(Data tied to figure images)
[Begin]

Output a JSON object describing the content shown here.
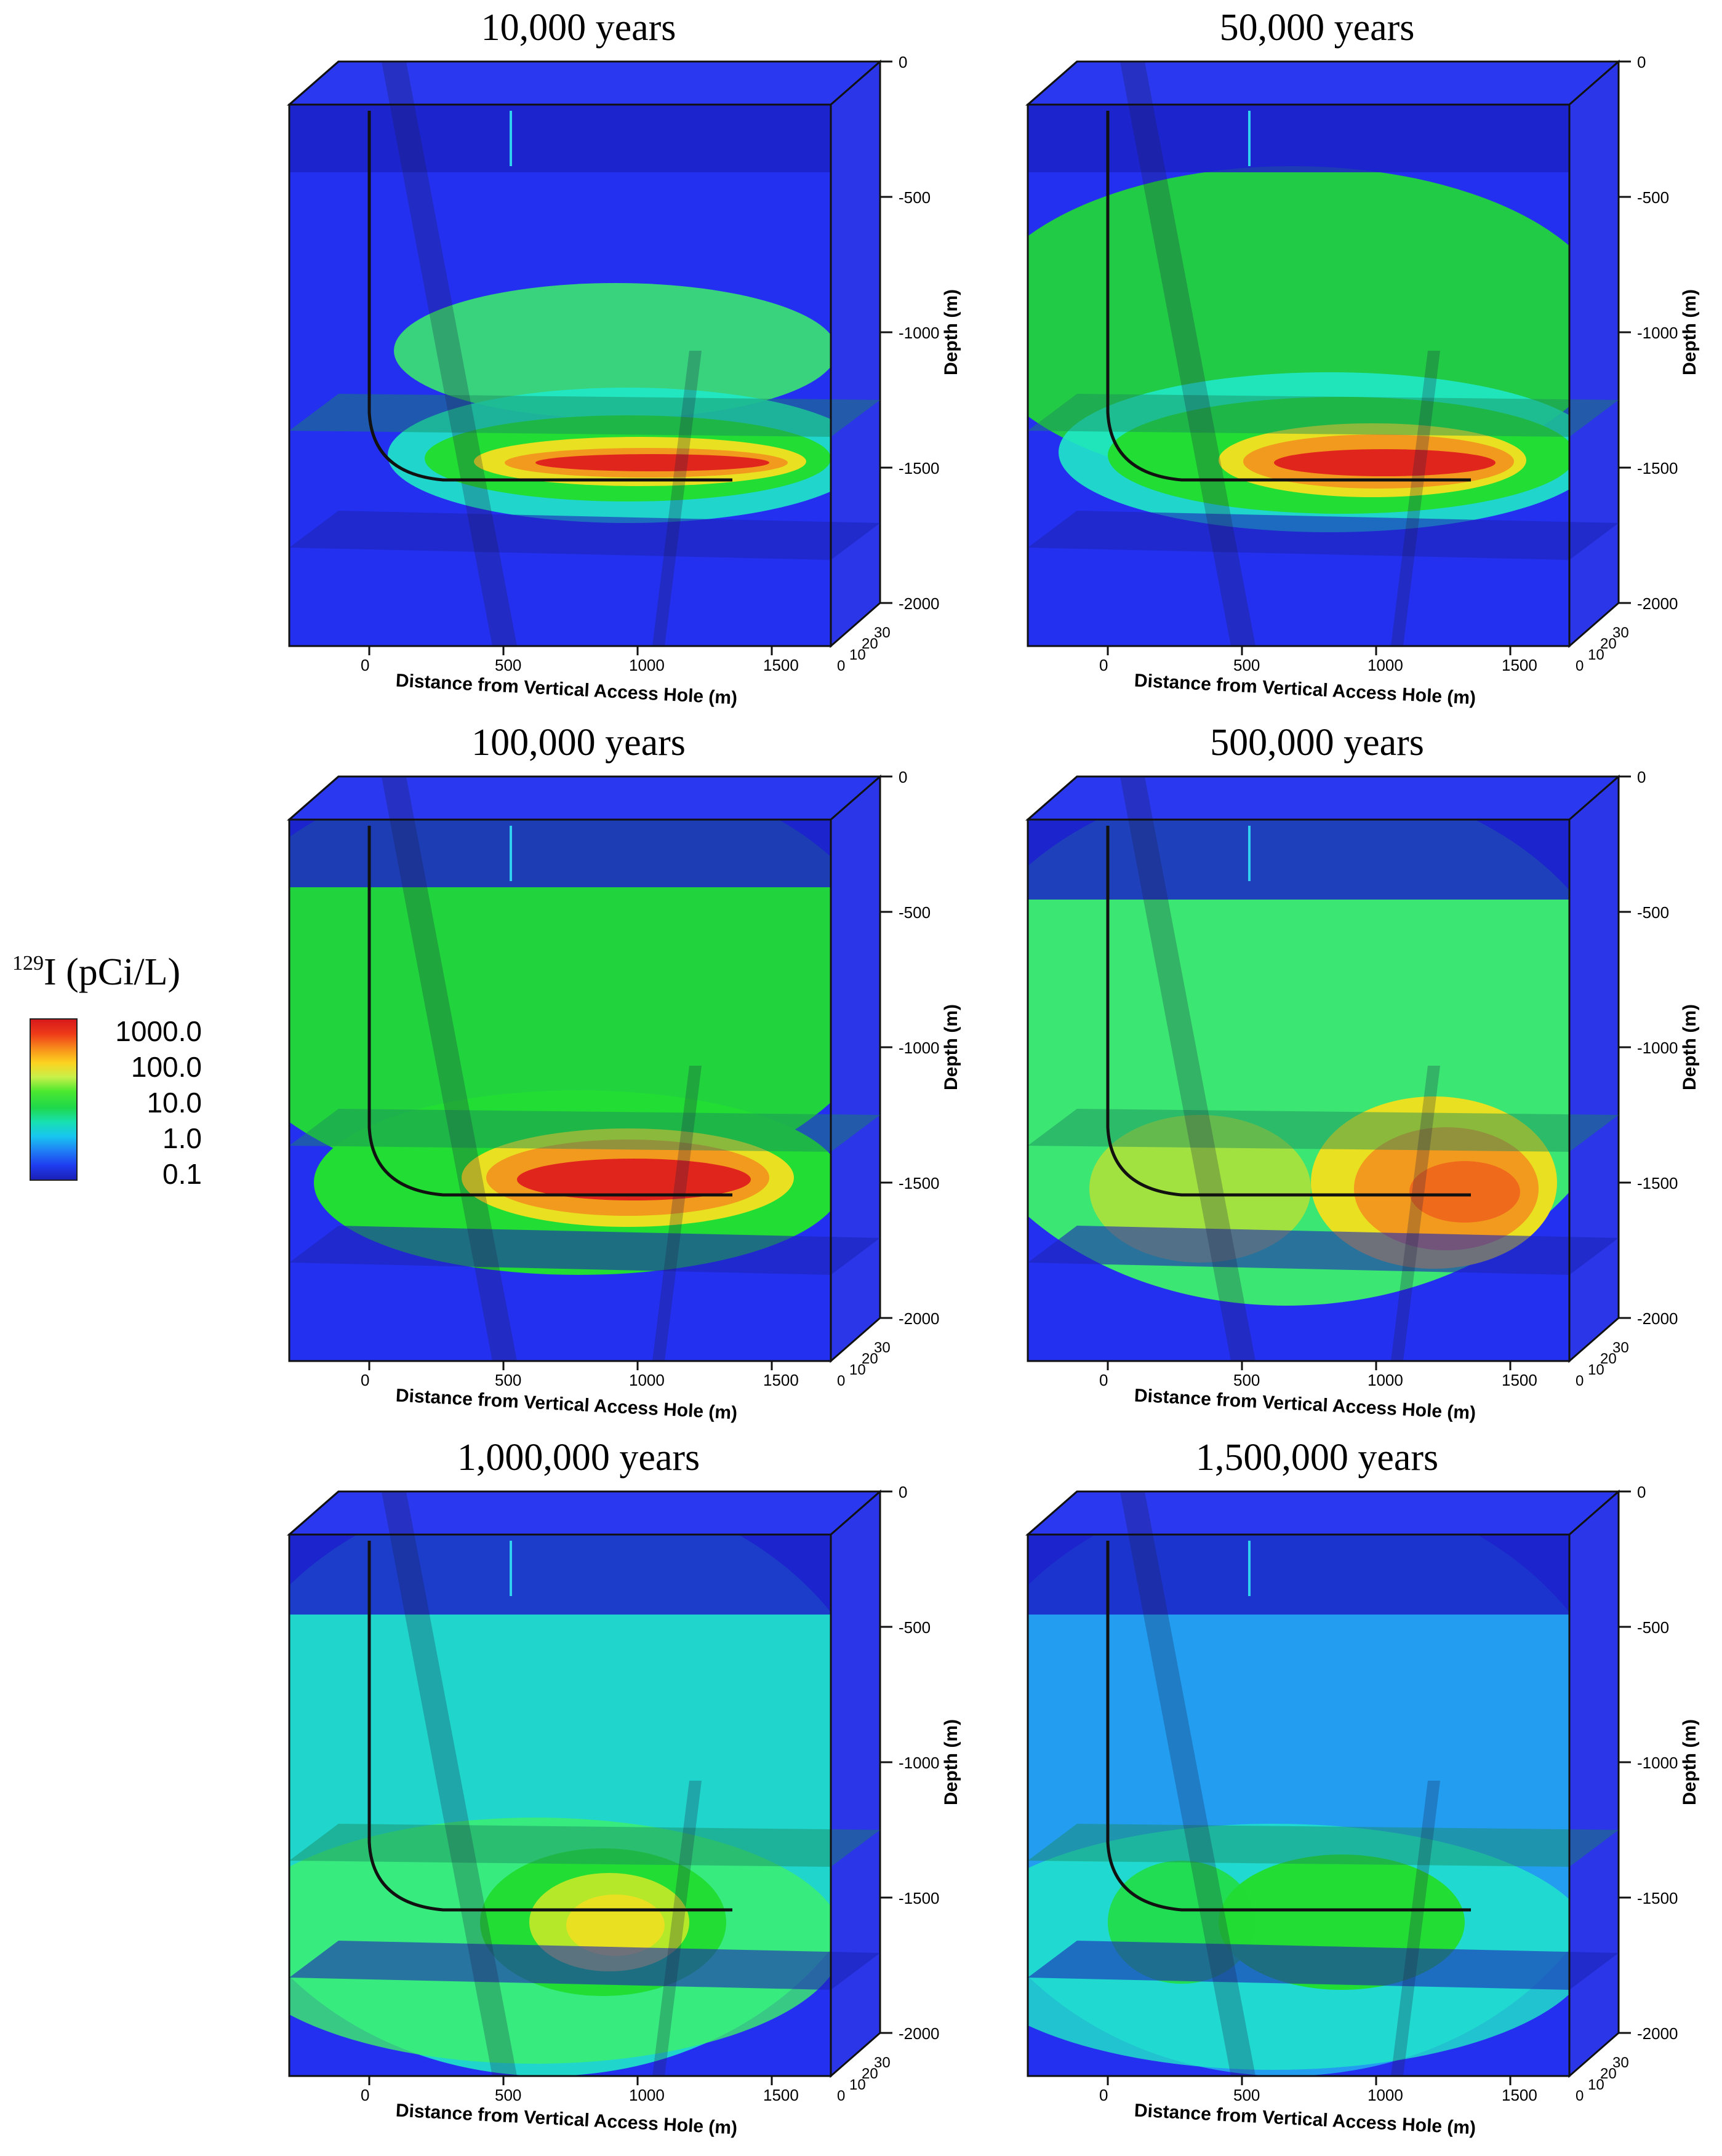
{
  "legend": {
    "title_super": "129",
    "title_main": "I (pCi/L)",
    "labels": [
      "1000.0",
      "100.0",
      "10.0",
      "1.0",
      "0.1"
    ]
  },
  "axes": {
    "x_label": "Distance from Vertical Access Hole (m)",
    "x_ticks": [
      "0",
      "500",
      "1000",
      "1500"
    ],
    "y_label": "Depth (m)",
    "y_ticks": [
      "0",
      "-500",
      "-1000",
      "-1500",
      "-2000"
    ],
    "z_ticks": [
      "0",
      "10",
      "20",
      "30"
    ]
  },
  "panels": [
    {
      "title": "10,000 years",
      "stage": 0
    },
    {
      "title": "50,000 years",
      "stage": 1
    },
    {
      "title": "100,000 years",
      "stage": 2
    },
    {
      "title": "500,000 years",
      "stage": 3
    },
    {
      "title": "1,000,000 years",
      "stage": 4
    },
    {
      "title": "1,500,000 years",
      "stage": 5
    }
  ],
  "colors": {
    "background_blue": "#2430f0",
    "deep_blue": "#1b22c8",
    "green": "#22dd33",
    "light_green": "#3df06a",
    "cyan": "#20e8c8",
    "light_blue": "#22aaf0",
    "yellow": "#e8e020",
    "orange": "#f29a1e",
    "red": "#e0261c"
  }
}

[End]

• What is being asked: Pictures are to be left out; repeat all the remaining data exactly.

• Answer to this exercise:
Output a JSON object describing the content shown here.
{
  "legend": {
    "title_super": "129",
    "title_main": "I (pCi/L)",
    "labels": [
      "1000.0",
      "100.0",
      "10.0",
      "1.0",
      "0.1"
    ]
  },
  "axes": {
    "x_label": "Distance from Vertical Access Hole (m)",
    "x_ticks": [
      "0",
      "500",
      "1000",
      "1500"
    ],
    "y_label": "Depth (m)",
    "y_ticks": [
      "0",
      "-500",
      "-1000",
      "-1500",
      "-2000"
    ],
    "z_ticks": [
      "0",
      "10",
      "20",
      "30"
    ]
  },
  "panels": [
    {
      "title": "10,000 years",
      "stage": 0
    },
    {
      "title": "50,000 years",
      "stage": 1
    },
    {
      "title": "100,000 years",
      "stage": 2
    },
    {
      "title": "500,000 years",
      "stage": 3
    },
    {
      "title": "1,000,000 years",
      "stage": 4
    },
    {
      "title": "1,500,000 years",
      "stage": 5
    }
  ],
  "colors": {
    "background_blue": "#2430f0",
    "deep_blue": "#1b22c8",
    "green": "#22dd33",
    "light_green": "#3df06a",
    "cyan": "#20e8c8",
    "light_blue": "#22aaf0",
    "yellow": "#e8e020",
    "orange": "#f29a1e",
    "red": "#e0261c"
  }
}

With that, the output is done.